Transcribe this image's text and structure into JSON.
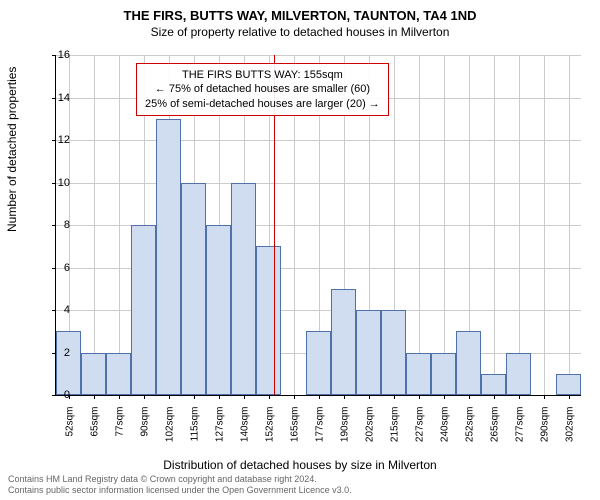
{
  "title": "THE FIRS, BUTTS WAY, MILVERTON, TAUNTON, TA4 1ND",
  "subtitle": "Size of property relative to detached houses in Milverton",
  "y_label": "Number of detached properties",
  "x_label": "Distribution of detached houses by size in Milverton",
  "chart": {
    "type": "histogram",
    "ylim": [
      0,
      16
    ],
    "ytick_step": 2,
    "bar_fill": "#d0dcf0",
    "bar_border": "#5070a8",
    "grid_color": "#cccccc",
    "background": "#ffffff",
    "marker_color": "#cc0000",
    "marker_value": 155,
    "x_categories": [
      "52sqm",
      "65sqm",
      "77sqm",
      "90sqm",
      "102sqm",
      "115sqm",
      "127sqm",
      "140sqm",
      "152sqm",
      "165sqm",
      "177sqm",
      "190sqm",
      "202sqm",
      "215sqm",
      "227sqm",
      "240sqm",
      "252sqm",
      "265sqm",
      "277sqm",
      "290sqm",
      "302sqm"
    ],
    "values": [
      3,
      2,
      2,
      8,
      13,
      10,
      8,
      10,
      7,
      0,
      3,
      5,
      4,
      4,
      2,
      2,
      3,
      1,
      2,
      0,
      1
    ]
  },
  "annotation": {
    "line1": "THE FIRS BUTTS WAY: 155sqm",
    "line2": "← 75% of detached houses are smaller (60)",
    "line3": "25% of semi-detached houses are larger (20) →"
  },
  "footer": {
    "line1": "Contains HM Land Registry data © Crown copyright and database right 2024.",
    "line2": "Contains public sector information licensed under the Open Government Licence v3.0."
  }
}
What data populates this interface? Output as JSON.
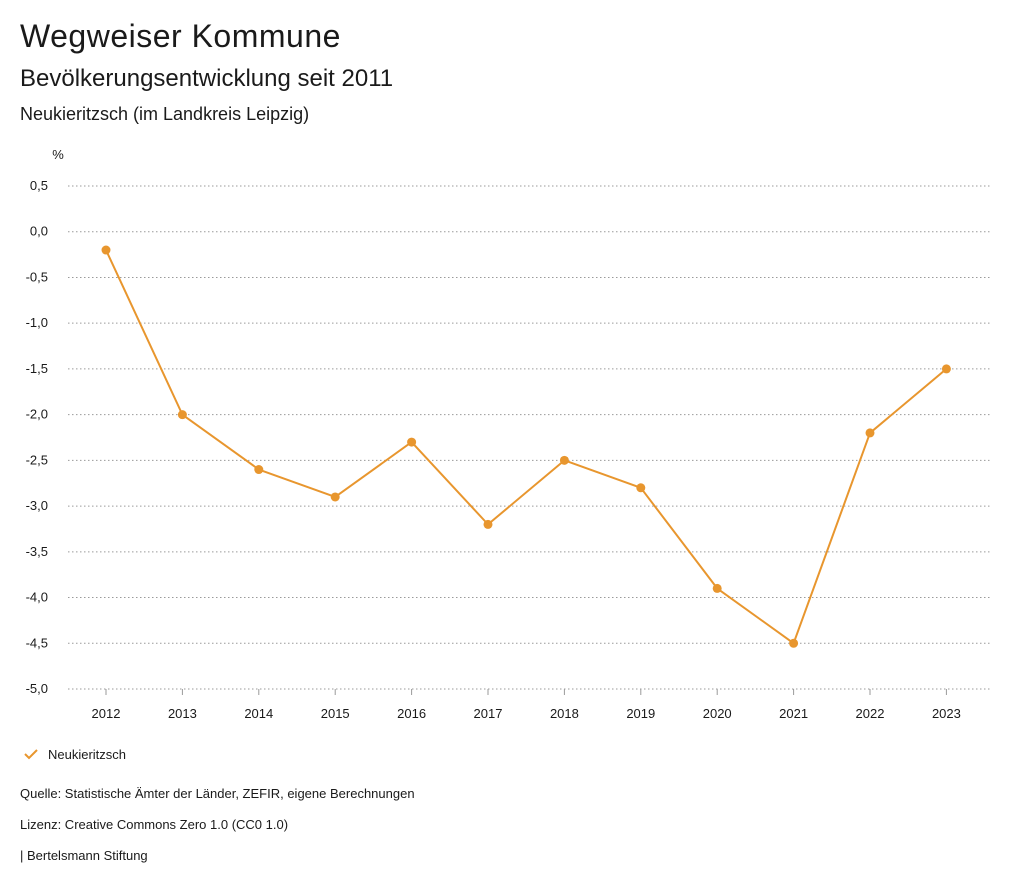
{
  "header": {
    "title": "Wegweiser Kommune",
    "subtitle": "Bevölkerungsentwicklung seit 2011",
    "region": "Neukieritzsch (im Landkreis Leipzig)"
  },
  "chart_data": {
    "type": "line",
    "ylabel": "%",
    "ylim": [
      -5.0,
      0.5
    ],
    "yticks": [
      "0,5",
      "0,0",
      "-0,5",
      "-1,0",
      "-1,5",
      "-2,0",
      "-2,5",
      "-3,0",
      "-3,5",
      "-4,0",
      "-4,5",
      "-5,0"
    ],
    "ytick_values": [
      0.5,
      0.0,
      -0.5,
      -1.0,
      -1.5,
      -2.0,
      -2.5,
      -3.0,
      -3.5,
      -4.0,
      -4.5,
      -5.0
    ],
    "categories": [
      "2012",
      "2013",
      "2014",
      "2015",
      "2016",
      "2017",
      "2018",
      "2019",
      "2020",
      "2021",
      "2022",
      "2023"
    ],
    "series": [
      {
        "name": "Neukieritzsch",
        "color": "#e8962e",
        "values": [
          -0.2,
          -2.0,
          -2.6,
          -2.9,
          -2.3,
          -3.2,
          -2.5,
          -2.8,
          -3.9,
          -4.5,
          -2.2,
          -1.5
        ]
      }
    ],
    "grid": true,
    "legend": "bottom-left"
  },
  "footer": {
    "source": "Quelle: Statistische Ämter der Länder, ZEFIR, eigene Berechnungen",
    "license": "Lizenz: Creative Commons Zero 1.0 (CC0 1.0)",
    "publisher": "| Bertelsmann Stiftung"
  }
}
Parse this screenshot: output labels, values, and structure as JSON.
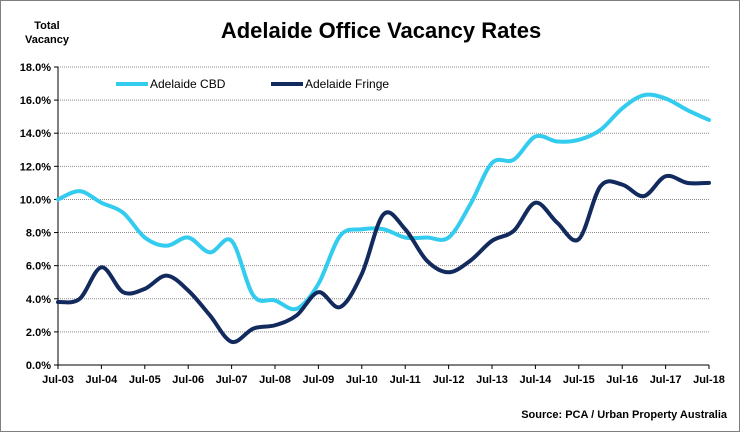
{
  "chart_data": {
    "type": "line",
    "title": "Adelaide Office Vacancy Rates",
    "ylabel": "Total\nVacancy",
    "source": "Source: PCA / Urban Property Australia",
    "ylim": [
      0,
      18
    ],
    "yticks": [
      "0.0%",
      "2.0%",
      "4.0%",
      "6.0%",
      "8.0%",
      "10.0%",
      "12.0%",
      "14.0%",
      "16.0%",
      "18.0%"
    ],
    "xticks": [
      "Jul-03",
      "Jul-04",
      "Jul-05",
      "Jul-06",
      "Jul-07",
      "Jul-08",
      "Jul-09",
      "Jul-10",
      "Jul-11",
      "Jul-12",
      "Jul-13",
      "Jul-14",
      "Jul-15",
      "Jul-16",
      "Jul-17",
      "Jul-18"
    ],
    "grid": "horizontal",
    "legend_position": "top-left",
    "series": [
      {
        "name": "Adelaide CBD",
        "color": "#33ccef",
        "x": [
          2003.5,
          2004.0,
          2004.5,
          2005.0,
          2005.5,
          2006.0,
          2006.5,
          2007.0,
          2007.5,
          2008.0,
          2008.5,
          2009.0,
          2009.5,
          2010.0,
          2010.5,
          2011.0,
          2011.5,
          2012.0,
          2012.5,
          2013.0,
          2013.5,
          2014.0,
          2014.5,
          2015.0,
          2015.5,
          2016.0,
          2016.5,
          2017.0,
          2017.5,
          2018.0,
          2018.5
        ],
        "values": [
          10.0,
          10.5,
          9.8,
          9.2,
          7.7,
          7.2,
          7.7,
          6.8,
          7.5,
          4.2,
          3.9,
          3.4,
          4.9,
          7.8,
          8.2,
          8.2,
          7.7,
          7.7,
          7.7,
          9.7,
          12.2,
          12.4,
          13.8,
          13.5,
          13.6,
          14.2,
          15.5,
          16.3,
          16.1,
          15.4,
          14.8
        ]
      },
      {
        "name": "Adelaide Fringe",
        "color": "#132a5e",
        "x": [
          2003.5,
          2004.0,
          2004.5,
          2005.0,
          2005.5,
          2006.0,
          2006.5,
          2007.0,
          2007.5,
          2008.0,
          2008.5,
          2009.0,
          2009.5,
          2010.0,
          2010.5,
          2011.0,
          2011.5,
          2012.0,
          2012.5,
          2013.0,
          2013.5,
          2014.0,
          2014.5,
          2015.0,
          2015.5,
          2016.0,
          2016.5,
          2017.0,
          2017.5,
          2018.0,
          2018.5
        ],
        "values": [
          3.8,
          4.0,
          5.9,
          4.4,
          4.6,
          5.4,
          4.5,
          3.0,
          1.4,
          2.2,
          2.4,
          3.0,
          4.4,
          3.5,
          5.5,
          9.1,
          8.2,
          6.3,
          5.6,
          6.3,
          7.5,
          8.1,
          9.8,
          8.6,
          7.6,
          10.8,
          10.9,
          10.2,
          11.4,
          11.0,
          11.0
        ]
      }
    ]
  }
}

════

TASK STATEMENT — Every entry must be written out exactly, with all pictures left out.

ANSWER —
Transcribe this image's text and structure into JSON.
{
  "title": "THE FIRS, BUTTS WAY, MILVERTON, TAUNTON, TA4 1ND",
  "subtitle": "Size of property relative to detached houses in Milverton",
  "y_label": "Number of detached properties",
  "x_label": "Distribution of detached houses by size in Milverton",
  "chart": {
    "type": "histogram",
    "ylim": [
      0,
      16
    ],
    "ytick_step": 2,
    "bar_fill": "#d0dcf0",
    "bar_border": "#5070a8",
    "grid_color": "#cccccc",
    "background": "#ffffff",
    "marker_color": "#cc0000",
    "marker_value": 155,
    "x_categories": [
      "52sqm",
      "65sqm",
      "77sqm",
      "90sqm",
      "102sqm",
      "115sqm",
      "127sqm",
      "140sqm",
      "152sqm",
      "165sqm",
      "177sqm",
      "190sqm",
      "202sqm",
      "215sqm",
      "227sqm",
      "240sqm",
      "252sqm",
      "265sqm",
      "277sqm",
      "290sqm",
      "302sqm"
    ],
    "values": [
      3,
      2,
      2,
      8,
      13,
      10,
      8,
      10,
      7,
      0,
      3,
      5,
      4,
      4,
      2,
      2,
      3,
      1,
      2,
      0,
      1
    ]
  },
  "annotation": {
    "line1": "THE FIRS BUTTS WAY: 155sqm",
    "line2": "← 75% of detached houses are smaller (60)",
    "line3": "25% of semi-detached houses are larger (20) →"
  },
  "footer": {
    "line1": "Contains HM Land Registry data © Crown copyright and database right 2024.",
    "line2": "Contains public sector information licensed under the Open Government Licence v3.0."
  }
}
What data populates this interface? Output as JSON.
{
  "header": {
    "title": "Wegweiser Kommune",
    "subtitle": "Bevölkerungsentwicklung seit 2011",
    "region": "Neukieritzsch (im Landkreis Leipzig)"
  },
  "chart_data": {
    "type": "line",
    "ylabel": "%",
    "ylim": [
      -5.0,
      0.5
    ],
    "yticks": [
      "0,5",
      "0,0",
      "-0,5",
      "-1,0",
      "-1,5",
      "-2,0",
      "-2,5",
      "-3,0",
      "-3,5",
      "-4,0",
      "-4,5",
      "-5,0"
    ],
    "ytick_values": [
      0.5,
      0.0,
      -0.5,
      -1.0,
      -1.5,
      -2.0,
      -2.5,
      -3.0,
      -3.5,
      -4.0,
      -4.5,
      -5.0
    ],
    "categories": [
      "2012",
      "2013",
      "2014",
      "2015",
      "2016",
      "2017",
      "2018",
      "2019",
      "2020",
      "2021",
      "2022",
      "2023"
    ],
    "series": [
      {
        "name": "Neukieritzsch",
        "color": "#e8962e",
        "values": [
          -0.2,
          -2.0,
          -2.6,
          -2.9,
          -2.3,
          -3.2,
          -2.5,
          -2.8,
          -3.9,
          -4.5,
          -2.2,
          -1.5
        ]
      }
    ],
    "grid": true,
    "legend": "bottom-left"
  },
  "footer": {
    "source": "Quelle: Statistische Ämter der Länder, ZEFIR, eigene Berechnungen",
    "license": "Lizenz: Creative Commons Zero 1.0 (CC0 1.0)",
    "publisher": "| Bertelsmann Stiftung"
  }
}
Parse this screenshot: output labels, values, and structure as JSON.
{
  "chart_data": {
    "type": "line",
    "title": "Adelaide Office Vacancy Rates",
    "ylabel": "Total\nVacancy",
    "source": "Source: PCA / Urban Property Australia",
    "ylim": [
      0,
      18
    ],
    "yticks": [
      "0.0%",
      "2.0%",
      "4.0%",
      "6.0%",
      "8.0%",
      "10.0%",
      "12.0%",
      "14.0%",
      "16.0%",
      "18.0%"
    ],
    "xticks": [
      "Jul-03",
      "Jul-04",
      "Jul-05",
      "Jul-06",
      "Jul-07",
      "Jul-08",
      "Jul-09",
      "Jul-10",
      "Jul-11",
      "Jul-12",
      "Jul-13",
      "Jul-14",
      "Jul-15",
      "Jul-16",
      "Jul-17",
      "Jul-18"
    ],
    "grid": "horizontal",
    "legend_position": "top-left",
    "series": [
      {
        "name": "Adelaide CBD",
        "color": "#33ccef",
        "x": [
          2003.5,
          2004.0,
          2004.5,
          2005.0,
          2005.5,
          2006.0,
          2006.5,
          2007.0,
          2007.5,
          2008.0,
          2008.5,
          2009.0,
          2009.5,
          2010.0,
          2010.5,
          2011.0,
          2011.5,
          2012.0,
          2012.5,
          2013.0,
          2013.5,
          2014.0,
          2014.5,
          2015.0,
          2015.5,
          2016.0,
          2016.5,
          2017.0,
          2017.5,
          2018.0,
          2018.5
        ],
        "values": [
          10.0,
          10.5,
          9.8,
          9.2,
          7.7,
          7.2,
          7.7,
          6.8,
          7.5,
          4.2,
          3.9,
          3.4,
          4.9,
          7.8,
          8.2,
          8.2,
          7.7,
          7.7,
          7.7,
          9.7,
          12.2,
          12.4,
          13.8,
          13.5,
          13.6,
          14.2,
          15.5,
          16.3,
          16.1,
          15.4,
          14.8
        ]
      },
      {
        "name": "Adelaide Fringe",
        "color": "#132a5e",
        "x": [
          2003.5,
          2004.0,
          2004.5,
          2005.0,
          2005.5,
          2006.0,
          2006.5,
          2007.0,
          2007.5,
          2008.0,
          2008.5,
          2009.0,
          2009.5,
          2010.0,
          2010.5,
          2011.0,
          2011.5,
          2012.0,
          2012.5,
          2013.0,
          2013.5,
          2014.0,
          2014.5,
          2015.0,
          2015.5,
          2016.0,
          2016.5,
          2017.0,
          2017.5,
          2018.0,
          2018.5
        ],
        "values": [
          3.8,
          4.0,
          5.9,
          4.4,
          4.6,
          5.4,
          4.5,
          3.0,
          1.4,
          2.2,
          2.4,
          3.0,
          4.4,
          3.5,
          5.5,
          9.1,
          8.2,
          6.3,
          5.6,
          6.3,
          7.5,
          8.1,
          9.8,
          8.6,
          7.6,
          10.8,
          10.9,
          10.2,
          11.4,
          11.0,
          11.0
        ]
      }
    ]
  }
}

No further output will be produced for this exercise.